### To do
Tally the lines that include the word "Condivisioni" and reply with nothing but the total.

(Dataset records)
▬▬▬

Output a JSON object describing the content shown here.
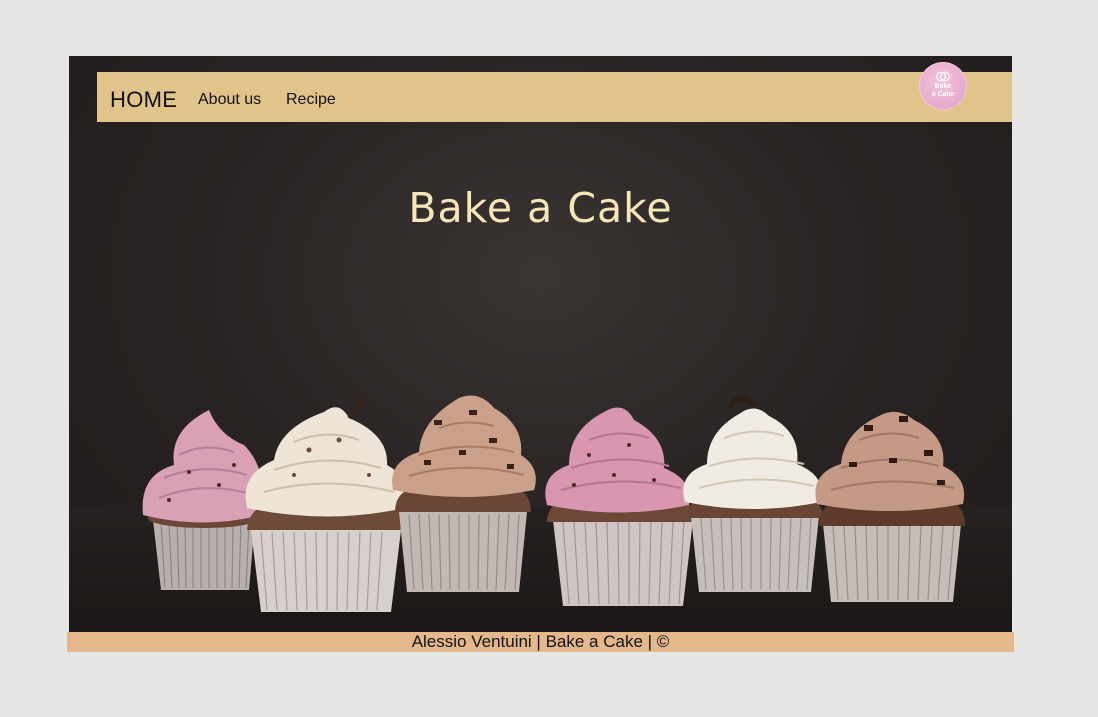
{
  "nav": {
    "home_label": "HOME",
    "about_label": "About us",
    "recipe_label": "Recipe"
  },
  "logo": {
    "text": "Bake\na Cake"
  },
  "hero": {
    "title": "Bake a Cake"
  },
  "footer": {
    "text": "Alessio Ventuini | Bake a Cake | ©"
  },
  "colors": {
    "page_background": "#e6e6e6",
    "navbar": "#e0c489",
    "footer": "#e4b88a",
    "hero_background": "#2a2524",
    "title": "#f7e6b8",
    "logo_pink": "#e7a9cc"
  },
  "cupcakes": [
    {
      "frosting": "#d9a0b6",
      "liner": "#b9afae"
    },
    {
      "frosting": "#eee5d6",
      "liner": "#d7d0cc"
    },
    {
      "frosting": "#caa08a",
      "liner": "#c2b8b4"
    },
    {
      "frosting": "#d896b1",
      "liner": "#cfc5c2"
    },
    {
      "frosting": "#f1ece3",
      "liner": "#c8c0bc"
    },
    {
      "frosting": "#c49a86",
      "liner": "#c6bdb9"
    }
  ]
}
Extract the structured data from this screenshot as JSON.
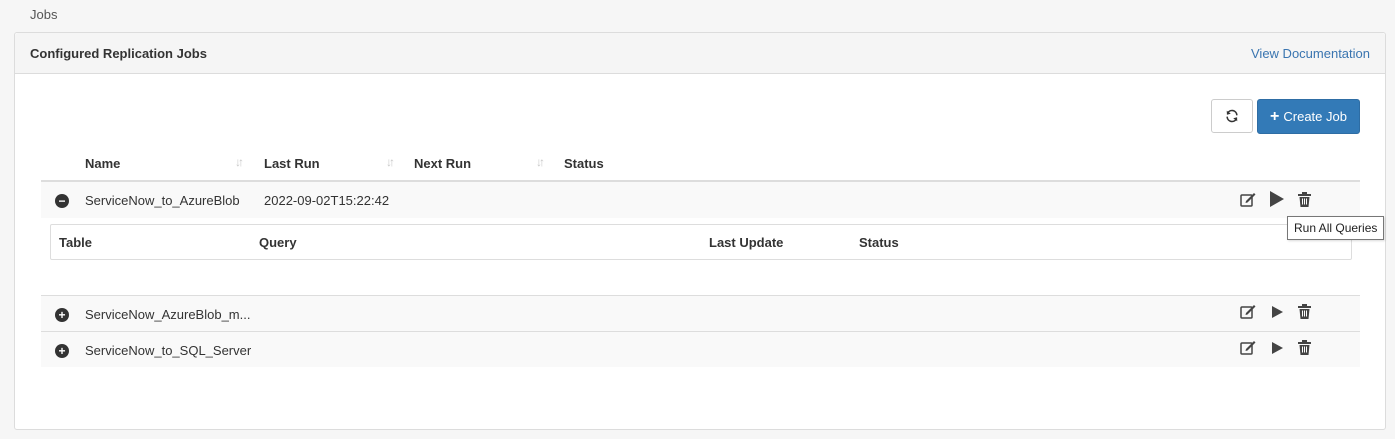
{
  "breadcrumb": "Jobs",
  "panel": {
    "title": "Configured Replication Jobs",
    "doc_link": "View Documentation"
  },
  "toolbar": {
    "refresh_icon": "refresh-icon",
    "create_label": "Create Job",
    "create_icon": "plus-icon"
  },
  "table": {
    "columns": [
      "Name",
      "Last Run",
      "Next Run",
      "Status"
    ],
    "rows": [
      {
        "name": "ServiceNow_to_AzureBlob",
        "last_run": "2022-09-02T15:22:42",
        "next_run": "",
        "status": "",
        "expanded": true
      },
      {
        "name": "ServiceNow_AzureBlob_m...",
        "last_run": "",
        "next_run": "",
        "status": "",
        "expanded": false
      },
      {
        "name": "ServiceNow_to_SQL_Server",
        "last_run": "",
        "next_run": "",
        "status": "",
        "expanded": false
      }
    ]
  },
  "sub_table": {
    "columns": [
      "Table",
      "Query",
      "Last Update",
      "Status"
    ]
  },
  "tooltip": "Run All Queries",
  "colors": {
    "primary": "#337ab7",
    "link": "#3a75b0",
    "icon": "#444444"
  }
}
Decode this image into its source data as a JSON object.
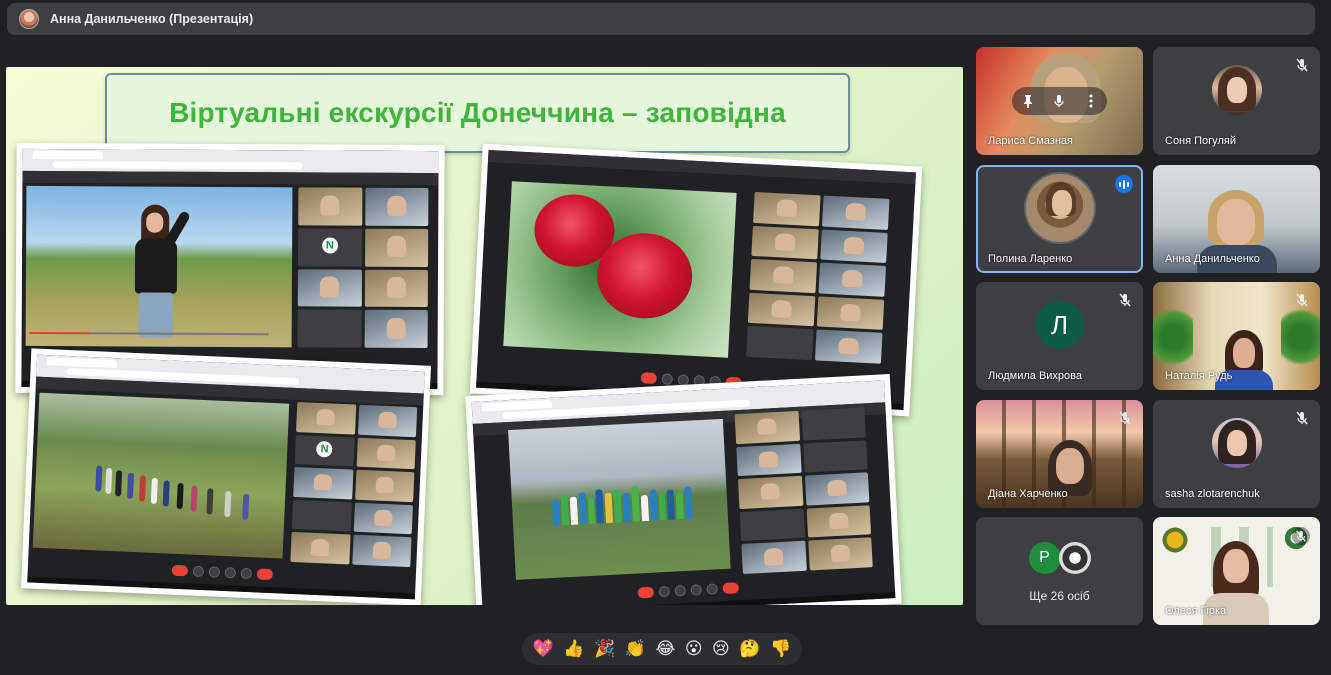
{
  "presenter": {
    "name": "Анна Данильченко (Презентація)"
  },
  "slide": {
    "title": "Віртуальні екскурсії Донеччина – заповідна"
  },
  "participants": [
    {
      "name": "Лариса Смазная",
      "muted": false
    },
    {
      "name": "Соня Погуляй",
      "muted": true
    },
    {
      "name": "Полина Ларенко",
      "speaking": true
    },
    {
      "name": "Анна Данильченко",
      "muted": false
    },
    {
      "name": "Людмила Вихрова",
      "muted": true,
      "initial": "Л",
      "avatar_color": "#0b5b45"
    },
    {
      "name": "Наталія Рудь",
      "muted": true
    },
    {
      "name": "Діана Харченко",
      "muted": true
    },
    {
      "name": "sasha zlotarenchuk",
      "muted": true
    },
    {
      "name": "Олеся Гірка",
      "muted": true
    }
  ],
  "more": {
    "label": "Ще 26 осіб",
    "initial": "Р",
    "avatar_color": "#1e8e3e"
  },
  "reactions": [
    "💖",
    "👍",
    "🎉",
    "👏",
    "😂",
    "😮",
    "😢",
    "🤔",
    "👎"
  ],
  "colors": {
    "background": "#202124",
    "tile": "#3c4043",
    "title_green": "#3fb53a",
    "speaking_outline": "#8ab4f8"
  }
}
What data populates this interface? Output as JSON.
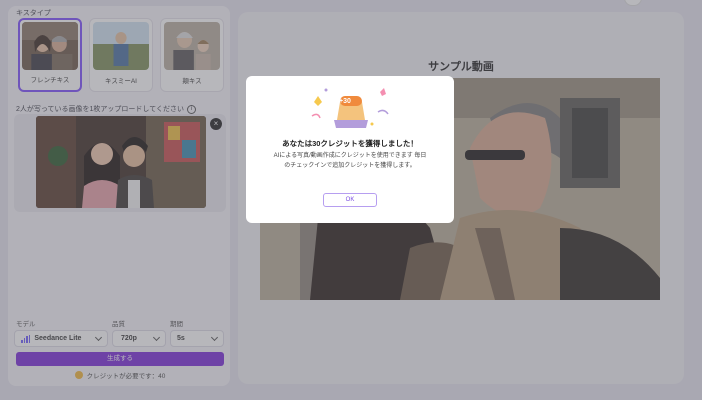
{
  "left": {
    "style_section_title": "キスタイプ",
    "styles": [
      {
        "label": "フレンチキス",
        "selected": true
      },
      {
        "label": "キスミーAI",
        "selected": false
      },
      {
        "label": "頬キス",
        "selected": false
      }
    ],
    "upload_hint": "2人が写っている画像を1枚アップロードしてください",
    "info_icon": "info-icon",
    "remove_icon": "close-icon"
  },
  "controls": {
    "model_label": "モデル",
    "model_value": "Seedance Lite",
    "quality_label": "品質",
    "quality_value": "720p",
    "duration_label": "期間",
    "duration_value": "5s",
    "generate_label": "生成する",
    "credits_note": "クレジットが必要です：40"
  },
  "right": {
    "sample_title": "サンプル動画"
  },
  "modal": {
    "badge": "+30",
    "title": "あなたは30クレジットを獲得しました！",
    "body": "AIによる写真/動画作成にクレジットを使用できます 毎日のチェックインで追加クレジットを獲得します。",
    "ok_label": "OK"
  },
  "colors": {
    "accent": "#7a2bd9",
    "selection_border": "#7c4dff",
    "ok_border": "#b69ef0"
  }
}
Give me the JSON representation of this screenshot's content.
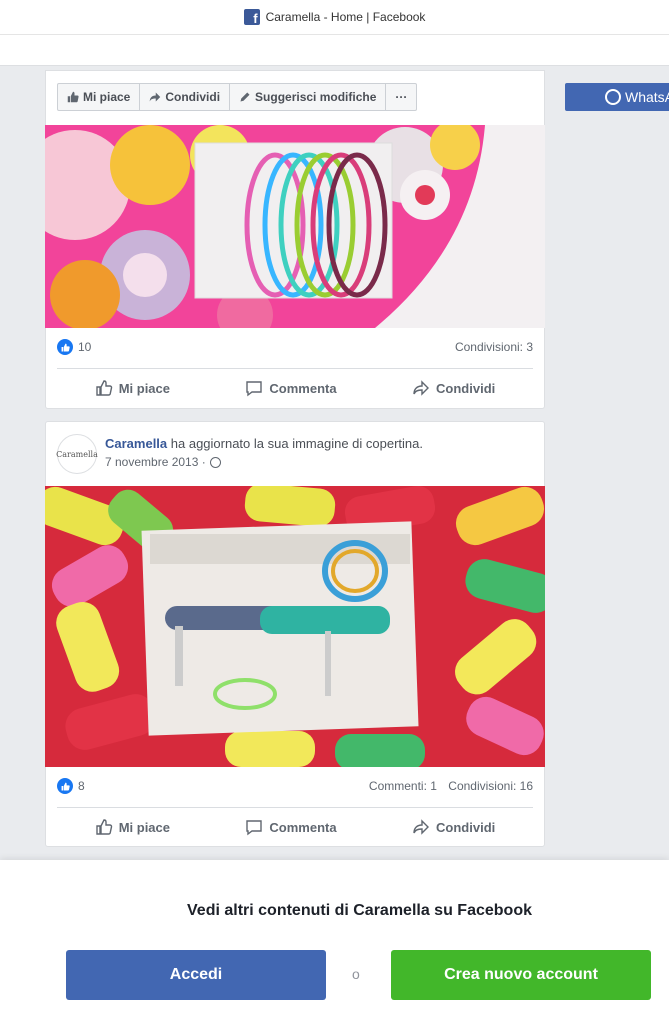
{
  "window": {
    "title": "Caramella - Home | Facebook"
  },
  "page_actions": {
    "like": "Mi piace",
    "share": "Condividi",
    "suggest": "Suggerisci modifiche",
    "more": "···",
    "whatsapp": "WhatsA"
  },
  "posts": [
    {
      "likes": "10",
      "shares": "Condivisioni: 3",
      "actions": {
        "like": "Mi piace",
        "comment": "Commenta",
        "share": "Condividi"
      }
    },
    {
      "author": "Caramella",
      "activity": " ha aggiornato la sua immagine di copertina.",
      "date": "7 novembre 2013 ·",
      "avatar_text": "Caramella",
      "likes": "8",
      "comments": "Commenti: 1",
      "shares": "Condivisioni: 16",
      "actions": {
        "like": "Mi piace",
        "comment": "Commenta",
        "share": "Condividi"
      }
    }
  ],
  "login_prompt": {
    "title": "Vedi altri contenuti di Caramella su Facebook",
    "login": "Accedi",
    "or": "o",
    "create": "Crea nuovo account"
  },
  "colors": {
    "brand": "#4267b2",
    "link": "#385898",
    "create": "#42b72a",
    "like_badge": "#1877f2"
  }
}
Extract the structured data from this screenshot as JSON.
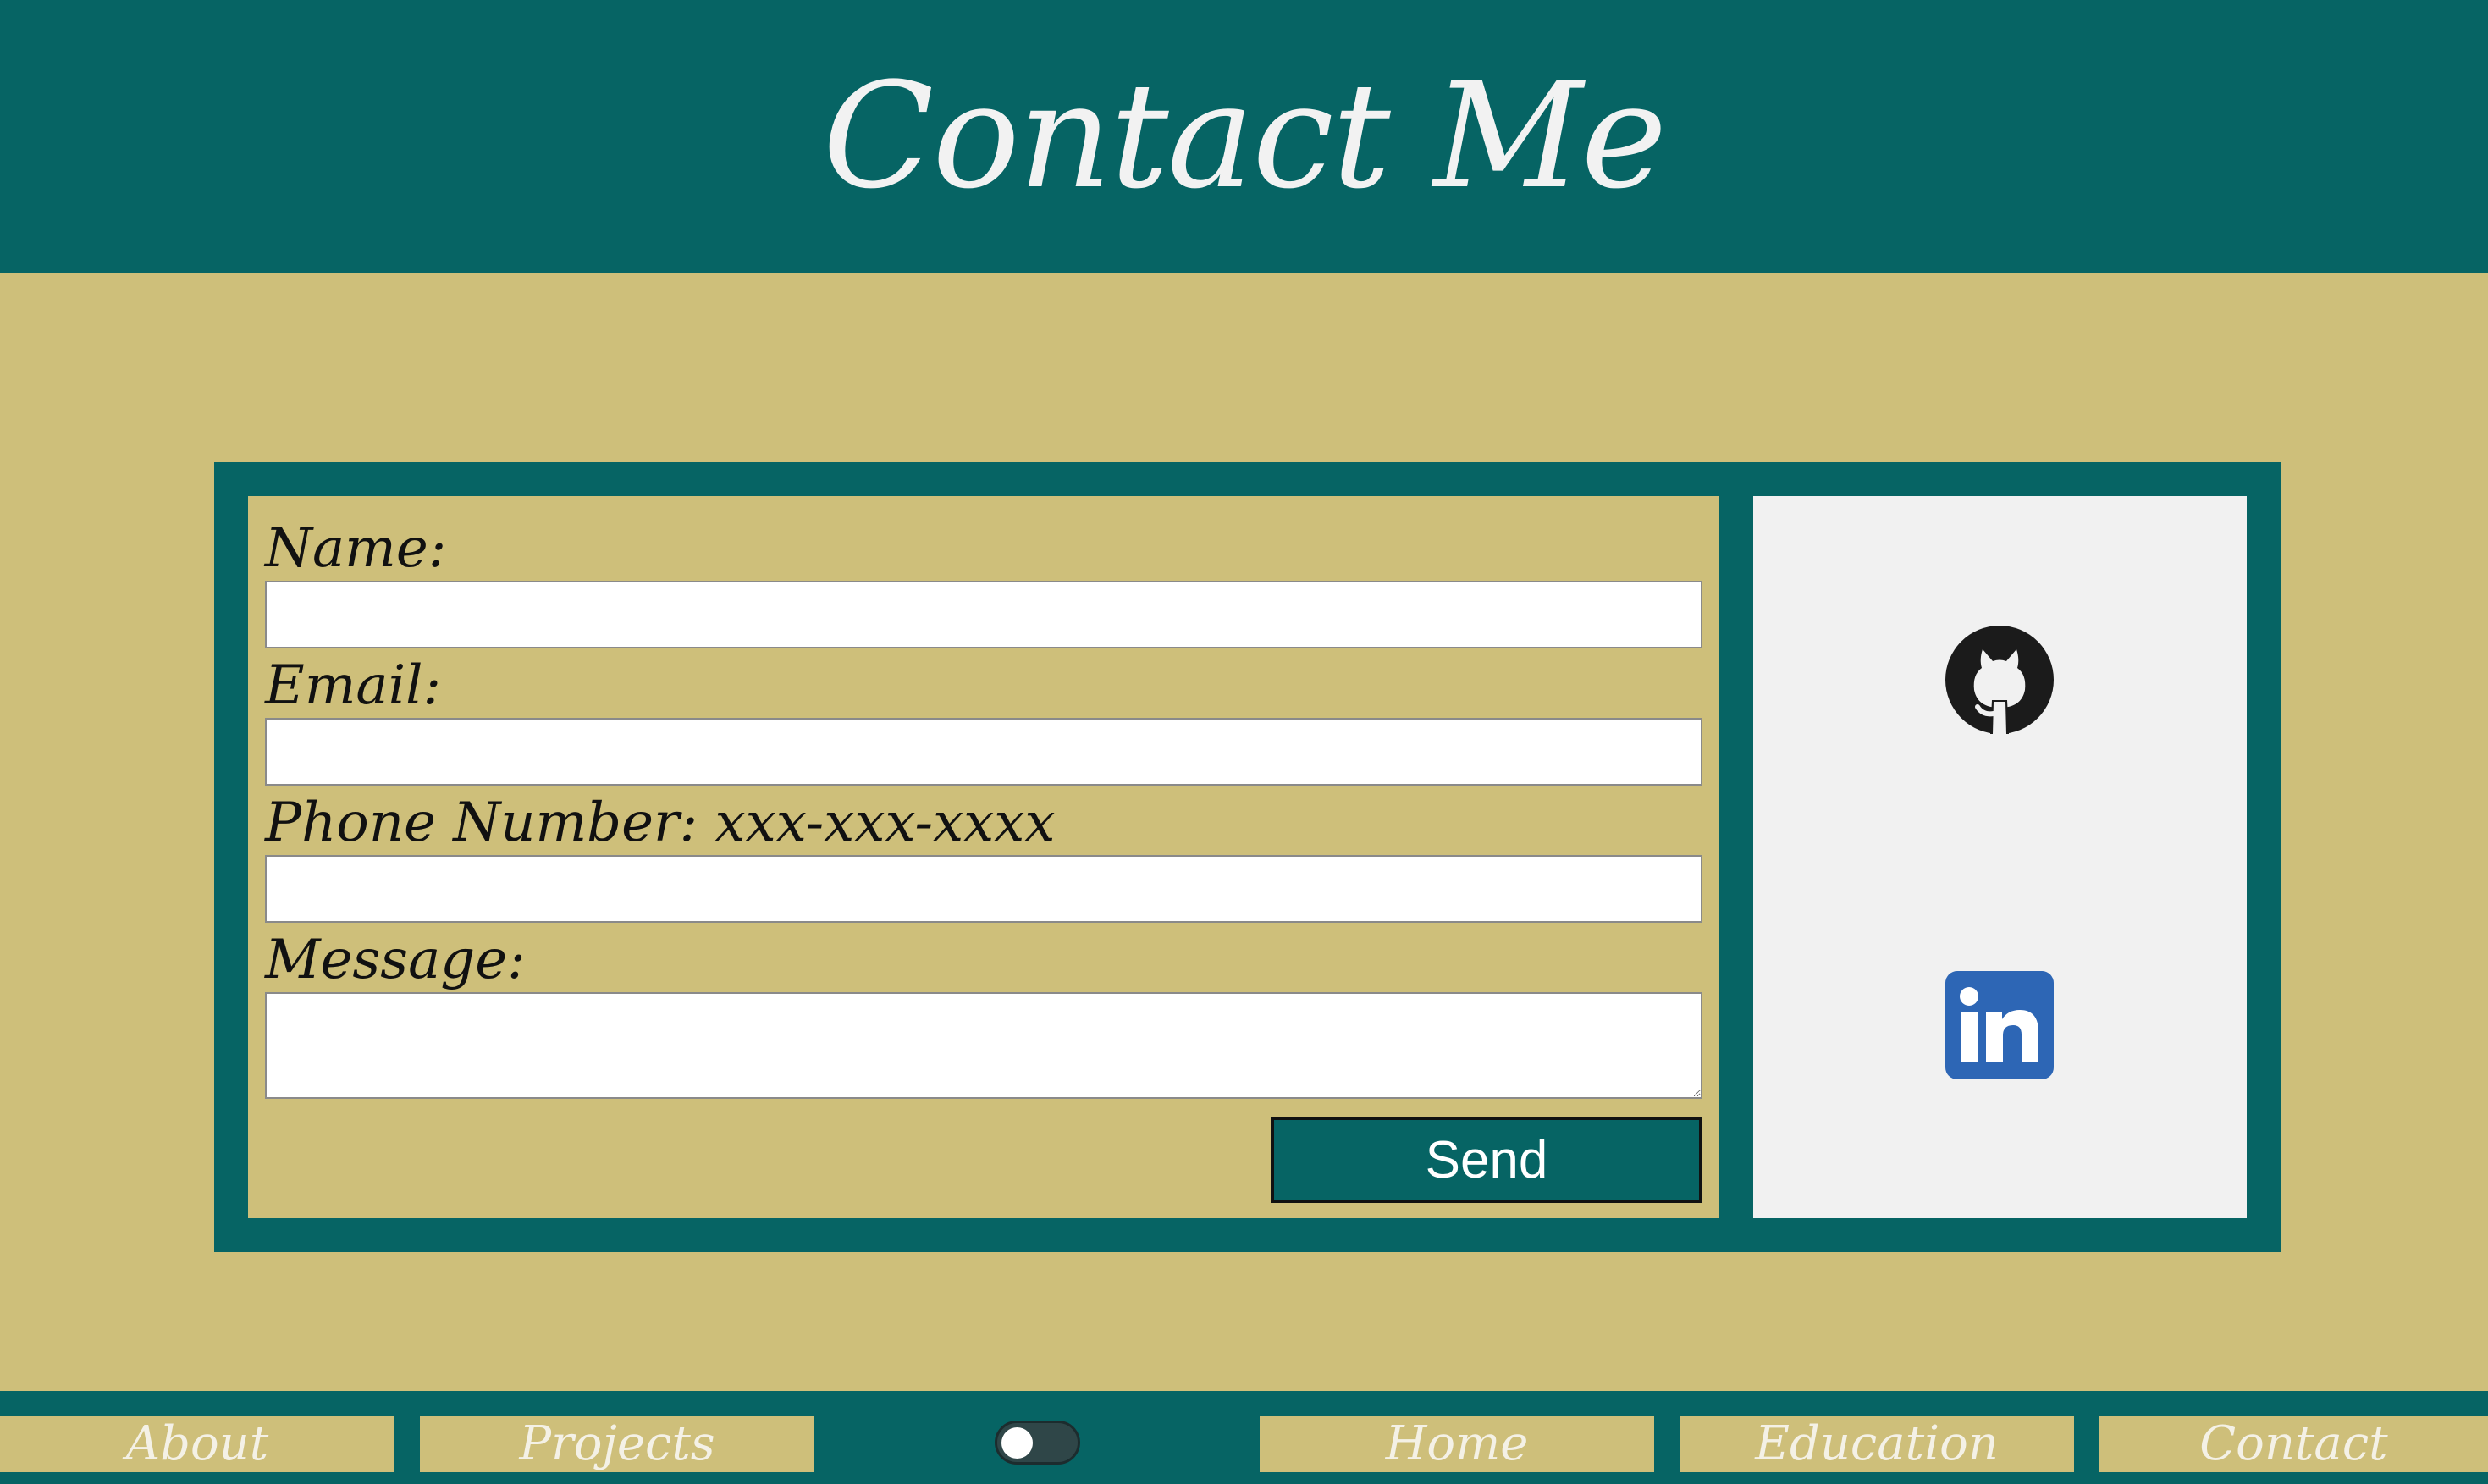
{
  "header": {
    "title": "Contact Me"
  },
  "form": {
    "name_label": "Name:",
    "name_value": "",
    "email_label": "Email:",
    "email_value": "",
    "phone_label": "Phone Number: xxx-xxx-xxxx",
    "phone_value": "",
    "message_label": "Message:",
    "message_value": "",
    "send_label": "Send"
  },
  "social": {
    "links": [
      {
        "icon": "github-icon",
        "target": "GitHub"
      },
      {
        "icon": "linkedin-icon",
        "target": "LinkedIn"
      }
    ]
  },
  "nav": {
    "items": [
      "About",
      "Projects",
      "Home",
      "Education",
      "Contact"
    ],
    "theme_toggle": {
      "state": "off"
    }
  },
  "colors": {
    "primary": "#066464",
    "background": "#cebf7a",
    "panel": "#f1f1f1",
    "linkedin": "#2d66b5",
    "github": "#1b1b1b"
  }
}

▬▬▬

### Response to the task
2